» THE PROBLEM
Copy all of the material below exactly.

» EXERCISE DATA
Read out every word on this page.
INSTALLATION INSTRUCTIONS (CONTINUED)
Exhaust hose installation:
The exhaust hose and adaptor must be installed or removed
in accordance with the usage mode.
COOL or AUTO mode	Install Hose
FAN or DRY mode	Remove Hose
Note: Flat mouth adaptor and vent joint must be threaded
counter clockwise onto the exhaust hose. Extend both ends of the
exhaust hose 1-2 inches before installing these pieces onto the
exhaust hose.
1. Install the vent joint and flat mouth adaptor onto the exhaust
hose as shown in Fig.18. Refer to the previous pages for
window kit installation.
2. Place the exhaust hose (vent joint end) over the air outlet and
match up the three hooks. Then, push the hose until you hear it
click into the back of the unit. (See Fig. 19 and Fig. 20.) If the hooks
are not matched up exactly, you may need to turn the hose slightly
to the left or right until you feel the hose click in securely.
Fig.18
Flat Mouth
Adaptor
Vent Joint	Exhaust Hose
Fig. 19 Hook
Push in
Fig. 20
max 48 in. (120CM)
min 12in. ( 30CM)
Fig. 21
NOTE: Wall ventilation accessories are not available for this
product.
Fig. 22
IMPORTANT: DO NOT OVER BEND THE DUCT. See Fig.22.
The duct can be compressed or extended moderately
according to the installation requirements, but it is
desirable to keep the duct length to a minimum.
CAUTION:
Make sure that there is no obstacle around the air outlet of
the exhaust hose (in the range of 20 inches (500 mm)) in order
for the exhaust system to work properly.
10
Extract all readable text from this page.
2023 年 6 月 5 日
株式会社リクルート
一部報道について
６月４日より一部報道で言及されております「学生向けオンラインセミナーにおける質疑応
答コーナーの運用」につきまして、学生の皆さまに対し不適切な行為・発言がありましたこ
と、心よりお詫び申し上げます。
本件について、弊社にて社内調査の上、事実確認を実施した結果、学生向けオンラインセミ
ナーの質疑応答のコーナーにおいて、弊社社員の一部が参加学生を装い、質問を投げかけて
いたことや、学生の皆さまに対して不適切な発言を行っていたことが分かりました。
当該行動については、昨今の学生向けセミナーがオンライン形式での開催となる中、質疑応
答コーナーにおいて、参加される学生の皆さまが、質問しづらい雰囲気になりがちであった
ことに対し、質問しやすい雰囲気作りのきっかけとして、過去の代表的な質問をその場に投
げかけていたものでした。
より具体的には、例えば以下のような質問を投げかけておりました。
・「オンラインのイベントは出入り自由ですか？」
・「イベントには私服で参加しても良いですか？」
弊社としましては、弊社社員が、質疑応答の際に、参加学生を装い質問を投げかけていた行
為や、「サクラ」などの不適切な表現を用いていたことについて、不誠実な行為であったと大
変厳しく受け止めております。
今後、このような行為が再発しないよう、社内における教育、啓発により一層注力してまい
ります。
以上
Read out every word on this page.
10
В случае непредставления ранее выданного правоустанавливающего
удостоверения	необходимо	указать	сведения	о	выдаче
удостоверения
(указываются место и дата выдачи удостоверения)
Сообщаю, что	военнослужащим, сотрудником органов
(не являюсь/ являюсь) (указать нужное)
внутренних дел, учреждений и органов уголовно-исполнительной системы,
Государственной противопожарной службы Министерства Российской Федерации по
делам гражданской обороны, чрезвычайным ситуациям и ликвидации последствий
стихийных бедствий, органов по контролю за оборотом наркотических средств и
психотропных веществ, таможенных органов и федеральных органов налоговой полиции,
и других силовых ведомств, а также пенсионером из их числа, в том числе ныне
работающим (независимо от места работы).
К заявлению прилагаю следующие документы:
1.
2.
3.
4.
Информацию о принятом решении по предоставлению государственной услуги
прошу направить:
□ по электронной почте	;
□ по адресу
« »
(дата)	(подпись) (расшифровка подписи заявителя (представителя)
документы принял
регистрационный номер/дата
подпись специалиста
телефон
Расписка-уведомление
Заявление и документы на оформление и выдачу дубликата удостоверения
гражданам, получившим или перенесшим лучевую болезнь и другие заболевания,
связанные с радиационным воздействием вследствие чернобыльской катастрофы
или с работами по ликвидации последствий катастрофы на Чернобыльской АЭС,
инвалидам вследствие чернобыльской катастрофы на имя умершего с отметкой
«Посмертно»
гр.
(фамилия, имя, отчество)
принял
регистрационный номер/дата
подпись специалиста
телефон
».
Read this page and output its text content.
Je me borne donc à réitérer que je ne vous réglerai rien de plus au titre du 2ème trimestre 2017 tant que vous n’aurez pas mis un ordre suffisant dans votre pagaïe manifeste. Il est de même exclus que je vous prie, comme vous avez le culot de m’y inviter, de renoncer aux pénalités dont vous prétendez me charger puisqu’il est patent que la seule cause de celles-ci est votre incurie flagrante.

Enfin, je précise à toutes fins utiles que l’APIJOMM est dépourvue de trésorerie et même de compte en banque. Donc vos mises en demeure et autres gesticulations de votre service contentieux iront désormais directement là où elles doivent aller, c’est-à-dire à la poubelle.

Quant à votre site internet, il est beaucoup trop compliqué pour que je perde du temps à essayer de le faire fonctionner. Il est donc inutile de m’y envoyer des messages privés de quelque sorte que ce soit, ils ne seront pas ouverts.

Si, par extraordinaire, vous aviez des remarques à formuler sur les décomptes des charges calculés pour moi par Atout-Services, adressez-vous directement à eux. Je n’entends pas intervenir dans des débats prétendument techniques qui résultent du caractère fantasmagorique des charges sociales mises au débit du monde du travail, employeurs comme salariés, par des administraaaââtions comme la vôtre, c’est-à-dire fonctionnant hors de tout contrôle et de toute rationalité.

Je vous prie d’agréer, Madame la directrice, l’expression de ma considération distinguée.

» IN RESPONSE
Read out every word on this page.
INSTALLATION INSTRUCTIONS (CONTINUED)
Exhaust hose installation:
The exhaust hose and adaptor must be installed or removed
in accordance with the usage mode.
COOL or AUTO mode	Install Hose
FAN or DRY mode	Remove Hose
Note: Flat mouth adaptor and vent joint must be threaded
counter clockwise onto the exhaust hose. Extend both ends of the
exhaust hose 1-2 inches before installing these pieces onto the
exhaust hose.
1. Install the vent joint and flat mouth adaptor onto the exhaust
hose as shown in Fig.18. Refer to the previous pages for
window kit installation.
2. Place the exhaust hose (vent joint end) over the air outlet and
match up the three hooks. Then, push the hose until you hear it
click into the back of the unit. (See Fig. 19 and Fig. 20.) If the hooks
are not matched up exactly, you may need to turn the hose slightly
to the left or right until you feel the hose click in securely.
Fig.18
Flat Mouth
Adaptor
Vent Joint	Exhaust Hose
Fig. 19 Hook
Push in
Fig. 20
max 48 in. (120CM)
min 12in. ( 30CM)
Fig. 21
NOTE: Wall ventilation accessories are not available for this
product.
Fig. 22
IMPORTANT: DO NOT OVER BEND THE DUCT. See Fig.22.
The duct can be compressed or extended moderately
according to the installation requirements, but it is
desirable to keep the duct length to a minimum.
CAUTION:
Make sure that there is no obstacle around the air outlet of
the exhaust hose (in the range of 20 inches (500 mm)) in order
for the exhaust system to work properly.
10
Extract all readable text from this page.
2023 年 6 月 5 日
株式会社リクルート
一部報道について
６月４日より一部報道で言及されております「学生向けオンラインセミナーにおける質疑応
答コーナーの運用」につきまして、学生の皆さまに対し不適切な行為・発言がありましたこ
と、心よりお詫び申し上げます。
本件について、弊社にて社内調査の上、事実確認を実施した結果、学生向けオンラインセミ
ナーの質疑応答のコーナーにおいて、弊社社員の一部が参加学生を装い、質問を投げかけて
いたことや、学生の皆さまに対して不適切な発言を行っていたことが分かりました。
当該行動については、昨今の学生向けセミナーがオンライン形式での開催となる中、質疑応
答コーナーにおいて、参加される学生の皆さまが、質問しづらい雰囲気になりがちであった
ことに対し、質問しやすい雰囲気作りのきっかけとして、過去の代表的な質問をその場に投
げかけていたものでした。
より具体的には、例えば以下のような質問を投げかけておりました。
・「オンラインのイベントは出入り自由ですか？」
・「イベントには私服で参加しても良いですか？」
弊社としましては、弊社社員が、質疑応答の際に、参加学生を装い質問を投げかけていた行
為や、「サクラ」などの不適切な表現を用いていたことについて、不誠実な行為であったと大
変厳しく受け止めております。
今後、このような行為が再発しないよう、社内における教育、啓発により一層注力してまい
ります。
以上
Read out every word on this page.
10
В случае непредставления ранее выданного правоустанавливающего
удостоверения	необходимо	указать	сведения	о	выдаче
удостоверения
(указываются место и дата выдачи удостоверения)
Сообщаю, что	военнослужащим, сотрудником органов
(не являюсь/ являюсь) (указать нужное)
внутренних дел, учреждений и органов уголовно-исполнительной системы,
Государственной противопожарной службы Министерства Российской Федерации по
делам гражданской обороны, чрезвычайным ситуациям и ликвидации последствий
стихийных бедствий, органов по контролю за оборотом наркотических средств и
психотропных веществ, таможенных органов и федеральных органов налоговой полиции,
и других силовых ведомств, а также пенсионером из их числа, в том числе ныне
работающим (независимо от места работы).
К заявлению прилагаю следующие документы:
1.
2.
3.
4.
Информацию о принятом решении по предоставлению государственной услуги
прошу направить:
□ по электронной почте	;
□ по адресу
« »
(дата)	(подпись) (расшифровка подписи заявителя (представителя)
документы принял
регистрационный номер/дата
подпись специалиста
телефон
Расписка-уведомление
Заявление и документы на оформление и выдачу дубликата удостоверения
гражданам, получившим или перенесшим лучевую болезнь и другие заболевания,
связанные с радиационным воздействием вследствие чернобыльской катастрофы
или с работами по ликвидации последствий катастрофы на Чернобыльской АЭС,
инвалидам вследствие чернобыльской катастрофы на имя умершего с отметкой
«Посмертно»
гр.
(фамилия, имя, отчество)
принял
регистрационный номер/дата
подпись специалиста
телефон
».
Read this page and output its text content.
Je me borne donc à réitérer que je ne vous réglerai rien de plus au titre du 2ème trimestre 2017 tant que vous n’aurez pas mis un ordre suffisant dans votre pagaïe manifeste. Il est de même exclus que je vous prie, comme vous avez le culot de m’y inviter, de renoncer aux pénalités dont vous prétendez me charger puisqu’il est patent que la seule cause de celles-ci est votre incurie flagrante.

Enfin, je précise à toutes fins utiles que l’APIJOMM est dépourvue de trésorerie et même de compte en banque. Donc vos mises en demeure et autres gesticulations de votre service contentieux iront désormais directement là où elles doivent aller, c’est-à-dire à la poubelle.

Quant à votre site internet, il est beaucoup trop compliqué pour que je perde du temps à essayer de le faire fonctionner. Il est donc inutile de m’y envoyer des messages privés de quelque sorte que ce soit, ils ne seront pas ouverts.

Si, par extraordinaire, vous aviez des remarques à formuler sur les décomptes des charges calculés pour moi par Atout-Services, adressez-vous directement à eux. Je n’entends pas intervenir dans des débats prétendument techniques qui résultent du caractère fantasmagorique des charges sociales mises au débit du monde du travail, employeurs comme salariés, par des administraaaââtions comme la vôtre, c’est-à-dire fonctionnant hors de tout contrôle et de toute rationalité.

Je vous prie d’agréer, Madame la directrice, l’expression de ma considération distinguée.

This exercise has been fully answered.